» THE PROBLEM
Write out the records below word for word, please.
((
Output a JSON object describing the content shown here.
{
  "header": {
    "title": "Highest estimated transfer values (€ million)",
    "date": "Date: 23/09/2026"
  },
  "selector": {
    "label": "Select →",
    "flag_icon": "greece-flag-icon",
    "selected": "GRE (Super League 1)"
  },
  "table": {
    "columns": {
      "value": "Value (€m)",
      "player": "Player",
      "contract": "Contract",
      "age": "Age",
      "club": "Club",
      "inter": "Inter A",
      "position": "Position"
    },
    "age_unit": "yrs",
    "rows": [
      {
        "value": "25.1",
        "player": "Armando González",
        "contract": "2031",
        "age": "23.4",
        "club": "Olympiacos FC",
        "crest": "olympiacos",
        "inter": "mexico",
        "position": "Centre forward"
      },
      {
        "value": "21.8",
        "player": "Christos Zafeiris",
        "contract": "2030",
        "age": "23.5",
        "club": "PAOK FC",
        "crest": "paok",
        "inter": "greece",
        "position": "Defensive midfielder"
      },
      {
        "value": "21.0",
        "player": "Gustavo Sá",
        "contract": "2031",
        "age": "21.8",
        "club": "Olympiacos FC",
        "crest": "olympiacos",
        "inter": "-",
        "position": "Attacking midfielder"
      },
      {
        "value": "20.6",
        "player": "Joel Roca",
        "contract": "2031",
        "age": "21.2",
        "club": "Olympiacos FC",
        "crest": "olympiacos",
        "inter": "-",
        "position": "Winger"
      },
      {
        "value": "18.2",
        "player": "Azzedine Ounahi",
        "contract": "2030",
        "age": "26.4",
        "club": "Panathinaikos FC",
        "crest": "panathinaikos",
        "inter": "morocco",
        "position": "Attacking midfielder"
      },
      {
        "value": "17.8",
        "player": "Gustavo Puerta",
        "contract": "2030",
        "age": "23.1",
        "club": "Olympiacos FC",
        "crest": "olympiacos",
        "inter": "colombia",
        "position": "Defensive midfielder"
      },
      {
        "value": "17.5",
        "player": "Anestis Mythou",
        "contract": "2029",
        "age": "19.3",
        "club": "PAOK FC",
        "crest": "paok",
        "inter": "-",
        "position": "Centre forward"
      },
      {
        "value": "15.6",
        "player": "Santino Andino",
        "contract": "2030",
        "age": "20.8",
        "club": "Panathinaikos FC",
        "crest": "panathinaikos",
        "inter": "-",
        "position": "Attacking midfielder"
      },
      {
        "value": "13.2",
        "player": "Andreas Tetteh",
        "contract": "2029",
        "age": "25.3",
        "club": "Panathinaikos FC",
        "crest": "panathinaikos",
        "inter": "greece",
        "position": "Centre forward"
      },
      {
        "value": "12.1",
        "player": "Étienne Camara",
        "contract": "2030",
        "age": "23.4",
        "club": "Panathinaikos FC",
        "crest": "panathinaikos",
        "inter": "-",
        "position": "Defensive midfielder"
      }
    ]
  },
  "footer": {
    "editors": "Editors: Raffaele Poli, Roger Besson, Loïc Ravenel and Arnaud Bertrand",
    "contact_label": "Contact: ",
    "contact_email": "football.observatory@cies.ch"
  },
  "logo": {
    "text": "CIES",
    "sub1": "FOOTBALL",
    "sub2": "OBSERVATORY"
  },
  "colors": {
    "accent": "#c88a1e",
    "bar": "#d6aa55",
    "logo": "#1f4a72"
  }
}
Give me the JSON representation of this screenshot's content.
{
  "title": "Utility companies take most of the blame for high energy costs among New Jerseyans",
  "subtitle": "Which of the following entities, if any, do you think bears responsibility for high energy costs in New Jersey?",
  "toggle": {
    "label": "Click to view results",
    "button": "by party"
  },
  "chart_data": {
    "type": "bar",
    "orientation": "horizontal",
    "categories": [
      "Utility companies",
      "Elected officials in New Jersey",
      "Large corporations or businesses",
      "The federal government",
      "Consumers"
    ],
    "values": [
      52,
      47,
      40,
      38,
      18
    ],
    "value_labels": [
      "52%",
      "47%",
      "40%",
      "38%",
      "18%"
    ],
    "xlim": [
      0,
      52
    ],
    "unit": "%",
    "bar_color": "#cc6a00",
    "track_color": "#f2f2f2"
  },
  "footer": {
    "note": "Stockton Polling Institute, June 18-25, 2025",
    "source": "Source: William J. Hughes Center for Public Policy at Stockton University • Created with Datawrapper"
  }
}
))
» THE OUTPUT
Output a JSON object describing the content shown here.
{
  "header": {
    "title": "Highest estimated transfer values (€ million)",
    "date": "Date: 23/09/2026"
  },
  "selector": {
    "label": "Select →",
    "flag_icon": "greece-flag-icon",
    "selected": "GRE (Super League 1)"
  },
  "table": {
    "columns": {
      "value": "Value (€m)",
      "player": "Player",
      "contract": "Contract",
      "age": "Age",
      "club": "Club",
      "inter": "Inter A",
      "position": "Position"
    },
    "age_unit": "yrs",
    "rows": [
      {
        "value": "25.1",
        "player": "Armando González",
        "contract": "2031",
        "age": "23.4",
        "club": "Olympiacos FC",
        "crest": "olympiacos",
        "inter": "mexico",
        "position": "Centre forward"
      },
      {
        "value": "21.8",
        "player": "Christos Zafeiris",
        "contract": "2030",
        "age": "23.5",
        "club": "PAOK FC",
        "crest": "paok",
        "inter": "greece",
        "position": "Defensive midfielder"
      },
      {
        "value": "21.0",
        "player": "Gustavo Sá",
        "contract": "2031",
        "age": "21.8",
        "club": "Olympiacos FC",
        "crest": "olympiacos",
        "inter": "-",
        "position": "Attacking midfielder"
      },
      {
        "value": "20.6",
        "player": "Joel Roca",
        "contract": "2031",
        "age": "21.2",
        "club": "Olympiacos FC",
        "crest": "olympiacos",
        "inter": "-",
        "position": "Winger"
      },
      {
        "value": "18.2",
        "player": "Azzedine Ounahi",
        "contract": "2030",
        "age": "26.4",
        "club": "Panathinaikos FC",
        "crest": "panathinaikos",
        "inter": "morocco",
        "position": "Attacking midfielder"
      },
      {
        "value": "17.8",
        "player": "Gustavo Puerta",
        "contract": "2030",
        "age": "23.1",
        "club": "Olympiacos FC",
        "crest": "olympiacos",
        "inter": "colombia",
        "position": "Defensive midfielder"
      },
      {
        "value": "17.5",
        "player": "Anestis Mythou",
        "contract": "2029",
        "age": "19.3",
        "club": "PAOK FC",
        "crest": "paok",
        "inter": "-",
        "position": "Centre forward"
      },
      {
        "value": "15.6",
        "player": "Santino Andino",
        "contract": "2030",
        "age": "20.8",
        "club": "Panathinaikos FC",
        "crest": "panathinaikos",
        "inter": "-",
        "position": "Attacking midfielder"
      },
      {
        "value": "13.2",
        "player": "Andreas Tetteh",
        "contract": "2029",
        "age": "25.3",
        "club": "Panathinaikos FC",
        "crest": "panathinaikos",
        "inter": "greece",
        "position": "Centre forward"
      },
      {
        "value": "12.1",
        "player": "Étienne Camara",
        "contract": "2030",
        "age": "23.4",
        "club": "Panathinaikos FC",
        "crest": "panathinaikos",
        "inter": "-",
        "position": "Defensive midfielder"
      }
    ]
  },
  "footer": {
    "editors": "Editors: Raffaele Poli, Roger Besson, Loïc Ravenel and Arnaud Bertrand",
    "contact_label": "Contact: ",
    "contact_email": "football.observatory@cies.ch"
  },
  "logo": {
    "text": "CIES",
    "sub1": "FOOTBALL",
    "sub2": "OBSERVATORY"
  },
  "colors": {
    "accent": "#c88a1e",
    "bar": "#d6aa55",
    "logo": "#1f4a72"
  }
}
Give me the JSON representation of this screenshot's content.
{
  "title": "Utility companies take most of the blame for high energy costs among New Jerseyans",
  "subtitle": "Which of the following entities, if any, do you think bears responsibility for high energy costs in New Jersey?",
  "toggle": {
    "label": "Click to view results",
    "button": "by party"
  },
  "chart_data": {
    "type": "bar",
    "orientation": "horizontal",
    "categories": [
      "Utility companies",
      "Elected officials in New Jersey",
      "Large corporations or businesses",
      "The federal government",
      "Consumers"
    ],
    "values": [
      52,
      47,
      40,
      38,
      18
    ],
    "value_labels": [
      "52%",
      "47%",
      "40%",
      "38%",
      "18%"
    ],
    "xlim": [
      0,
      52
    ],
    "unit": "%",
    "bar_color": "#cc6a00",
    "track_color": "#f2f2f2"
  },
  "footer": {
    "note": "Stockton Polling Institute, June 18-25, 2025",
    "source": "Source: William J. Hughes Center for Public Policy at Stockton University • Created with Datawrapper"
  }
}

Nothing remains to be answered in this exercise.